Written exercise
Reproduce the entries word for word, and omit any picture you find in them.

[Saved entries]
— START —

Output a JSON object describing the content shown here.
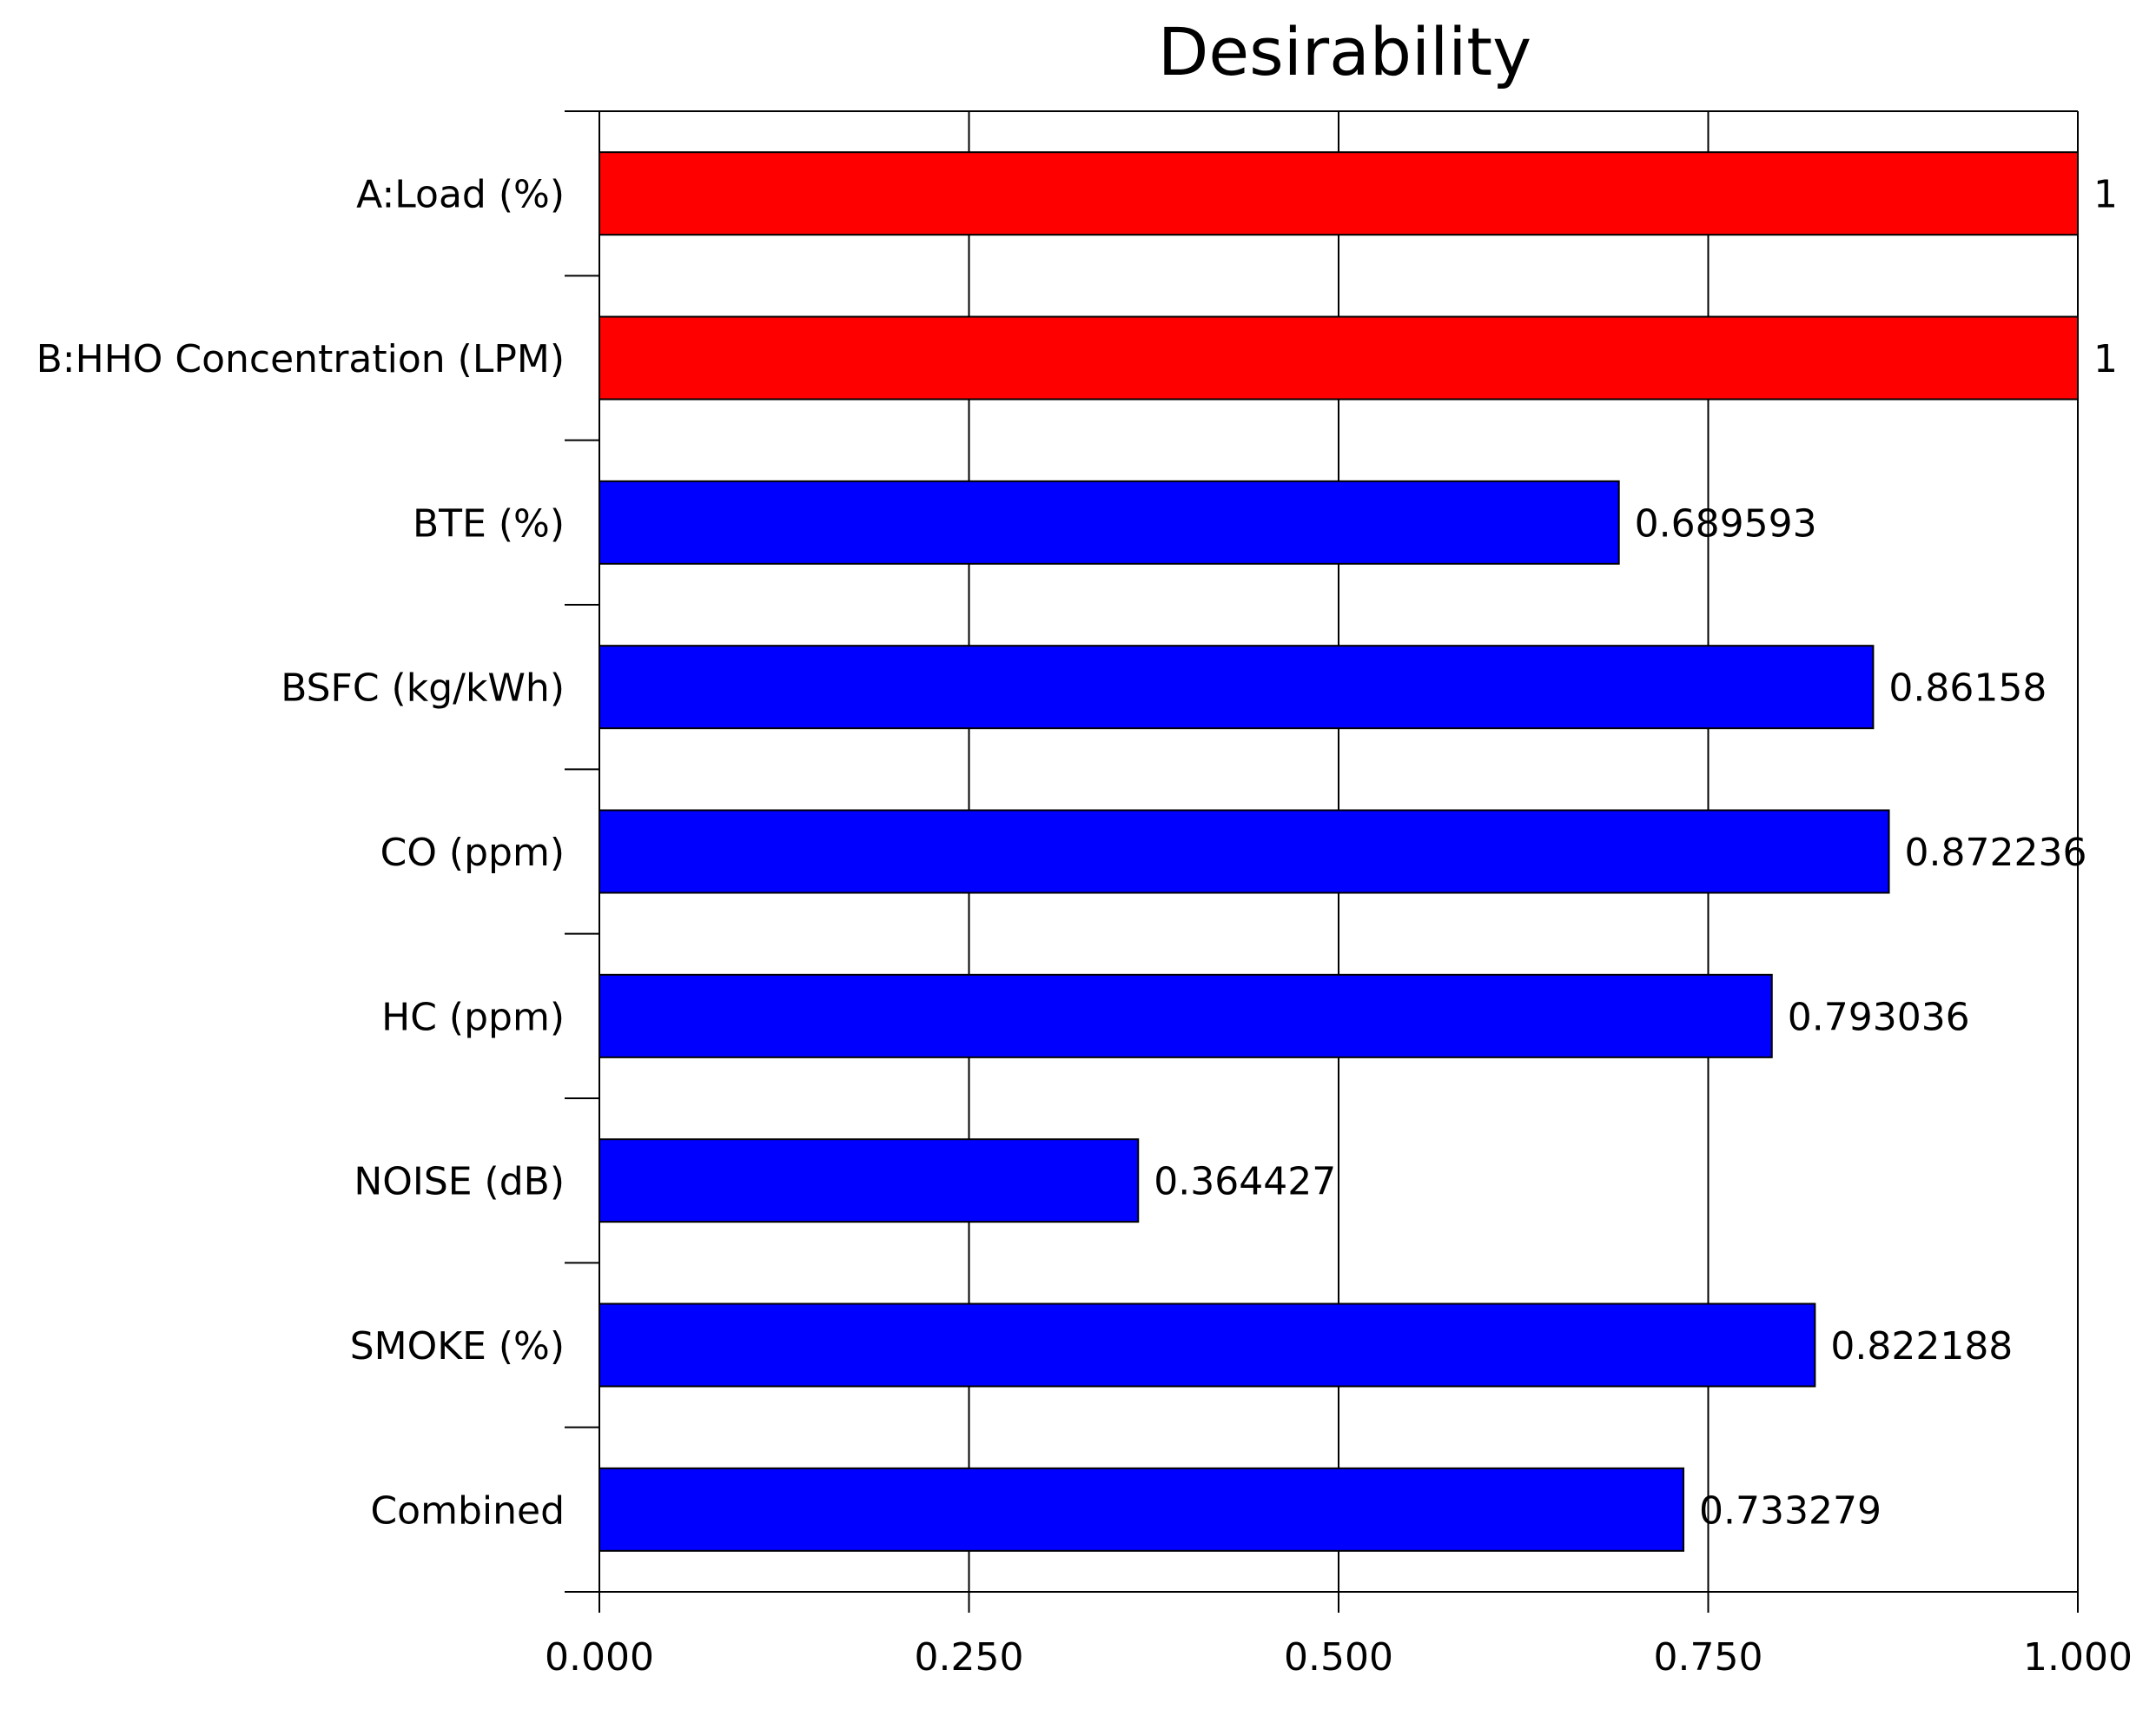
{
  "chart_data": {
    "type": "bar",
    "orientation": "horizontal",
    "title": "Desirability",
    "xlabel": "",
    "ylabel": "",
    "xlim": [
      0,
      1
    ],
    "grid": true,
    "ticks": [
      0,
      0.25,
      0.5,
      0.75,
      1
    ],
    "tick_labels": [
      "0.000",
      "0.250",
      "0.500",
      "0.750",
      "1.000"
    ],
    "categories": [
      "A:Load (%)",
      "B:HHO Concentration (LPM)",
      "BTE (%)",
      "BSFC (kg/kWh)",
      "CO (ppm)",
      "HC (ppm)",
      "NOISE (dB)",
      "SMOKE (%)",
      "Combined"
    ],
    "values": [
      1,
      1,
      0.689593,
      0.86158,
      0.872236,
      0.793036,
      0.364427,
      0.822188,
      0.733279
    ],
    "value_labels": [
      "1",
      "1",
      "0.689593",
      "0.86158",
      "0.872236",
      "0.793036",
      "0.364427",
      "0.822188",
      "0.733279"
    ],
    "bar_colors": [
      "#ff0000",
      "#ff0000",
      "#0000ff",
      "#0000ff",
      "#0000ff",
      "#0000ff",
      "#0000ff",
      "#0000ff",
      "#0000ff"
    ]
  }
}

— END —

Solution for this task
Output a JSON object describing the content shown here.
{
  "chart_data": {
    "type": "bar",
    "orientation": "horizontal",
    "title": "Desirability",
    "xlabel": "",
    "ylabel": "",
    "xlim": [
      0,
      1
    ],
    "grid": true,
    "ticks": [
      0,
      0.25,
      0.5,
      0.75,
      1
    ],
    "tick_labels": [
      "0.000",
      "0.250",
      "0.500",
      "0.750",
      "1.000"
    ],
    "categories": [
      "A:Load (%)",
      "B:HHO Concentration (LPM)",
      "BTE (%)",
      "BSFC (kg/kWh)",
      "CO (ppm)",
      "HC (ppm)",
      "NOISE (dB)",
      "SMOKE (%)",
      "Combined"
    ],
    "values": [
      1,
      1,
      0.689593,
      0.86158,
      0.872236,
      0.793036,
      0.364427,
      0.822188,
      0.733279
    ],
    "value_labels": [
      "1",
      "1",
      "0.689593",
      "0.86158",
      "0.872236",
      "0.793036",
      "0.364427",
      "0.822188",
      "0.733279"
    ],
    "bar_colors": [
      "#ff0000",
      "#ff0000",
      "#0000ff",
      "#0000ff",
      "#0000ff",
      "#0000ff",
      "#0000ff",
      "#0000ff",
      "#0000ff"
    ]
  }
}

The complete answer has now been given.